* _目的 A_:
提示文にある「でも、この一言が、僕の人生を変えちゃったんだ。」という一文を英語に訳すと、どうなりますか?
* _目的 B_:
提示文のうち、「絶対損はさせないから。」で始まり「とさっと席をはずしたりして。」で終わる部分を、一字一句変えずに繰り返してもらえますか?

* _提示文_:
——
君の5分間を僕にくれないか【エアギターと出会って人生が動いた話】
よくきてくれたね。
そこ、座って。
5分だけ、時間をもらえないかな。
絶対損はさせないから。
きみさ、一発芸、もってる?
そうそう、宴会とかで急に回ってくるやつ!
手品とか、モノマネとか、なんでもいい。
面白くなくてもいいんだ。なにかやることが大事だからさ。クオリティは二の次で良い。
・・・ない?
そうか。そんなに悲しい顔をしないで。
気持ちはわかるよ。
こんなことを聞いておいてなんだけど、僕もそうだった。
人から一発芸を求められるのがほんとに嫌だったんだ。
小さいころからプライドばっかり高くてさ。自分がアホになることが嫌だった。そういう空気になるとさっと席をはずしたりして。
今日はね。
そんな僕が、一発芸どころか、ライブハウスのステージで300人以上の聴衆を前に自分の渾身のネタを披露するようになった(さらに、そのジャンルで日本ランキング2位に入っちゃった)話をするから。
ちょっとだけ聞いてよ。
「あの一言が人生を変えた」ってこと、ない?
あれは2015年頃のことだったと思う。
きっかけは、仕事で出会った一人の青年だったんだ。
当時から僕は企業の経営をお手伝いしたり、地方自治体の計画策定をしたりする仕事をしててね。仕事でいろんな地域に入り込んで、町の人とお話をする機会が多かった。
彼の協力がどうしても必要だった僕は、突破口を探して飲みに誘った。
お互い慎重に出方を伺う、ちょっと居心地の悪い飲み会。何気なく「趣味は?」と尋ねたことが空気を変えた。
「エアギター」。
こう答えた彼の眼が急に輝きだした。
初めての挑戦の時の高揚。世界大会で感じた熱気。
身振りが大きくなり、半ば飛び跳ねながらエアギターを実演してくれたんだ。どんどん大きくなっていく声を耳にしながら思った。
「ああ、この人はほんとにエアギター好きなんだなあ」って。
正直に言うね。最初は無理に話をあわせてるだけだった。
エアギター?
あのお笑い芸人が一発狙って一時期流行ったやつでしょ?
大の大人が、そんなに真顔で話すものなの?
・・・て。
けれど、相手は重要人物。
相手の懐に入り込むには、いったん全力で振り切らねば…
「そこまで好きなら、エアギター大会をこの町に誘致しましょうよ。僕も選手として挑戦するんで。」
言っちゃった。
仕事上イベントの企画・運営の経験はあるものの、「選手として」だなんて。
でも、この一言が、僕の人生を変えちゃったんだ。
衝撃の第一印象。
で、さっそく彼が出場するっていう日本エアギター選手権 名古屋地区予選を見に行った。(ちなみに僕は鹿児島在住なので、エアギターの公式戦を見るためだけに往復30,000円かけて名古屋まで行ったことになる)
——
* _データ欄_:
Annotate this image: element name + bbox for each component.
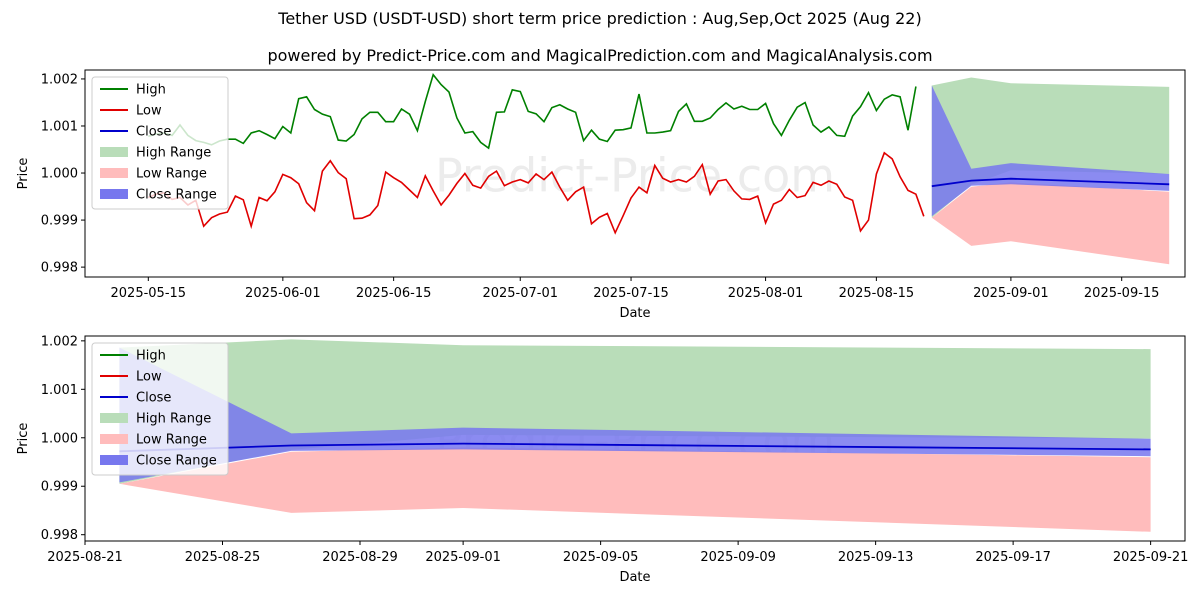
——
* _想定解答 A_:
But that one remark ended up changing my life.

* _想定解答 B_:
絶対損はさせないから。
きみさ、一発芸、もってる?
そうそう、宴会とかで急に回ってくるやつ!
手品とか、モノマネとか、なんでもいい。
面白くなくてもいいんだ。なにかやることが大事だからさ。クオリティは二の次で良い。
・・・ない?
そうか。そんなに悲しい顔をしないで。
気持ちはわかるよ。
こんなことを聞いておいてなんだけど、僕もそうだった。
人から一発芸を求められるのがほんとに嫌だったんだ。
小さいころからプライドばっかり高くてさ。自分がアホになることが嫌だった。そういう空気になるとさっと席をはずしたりして。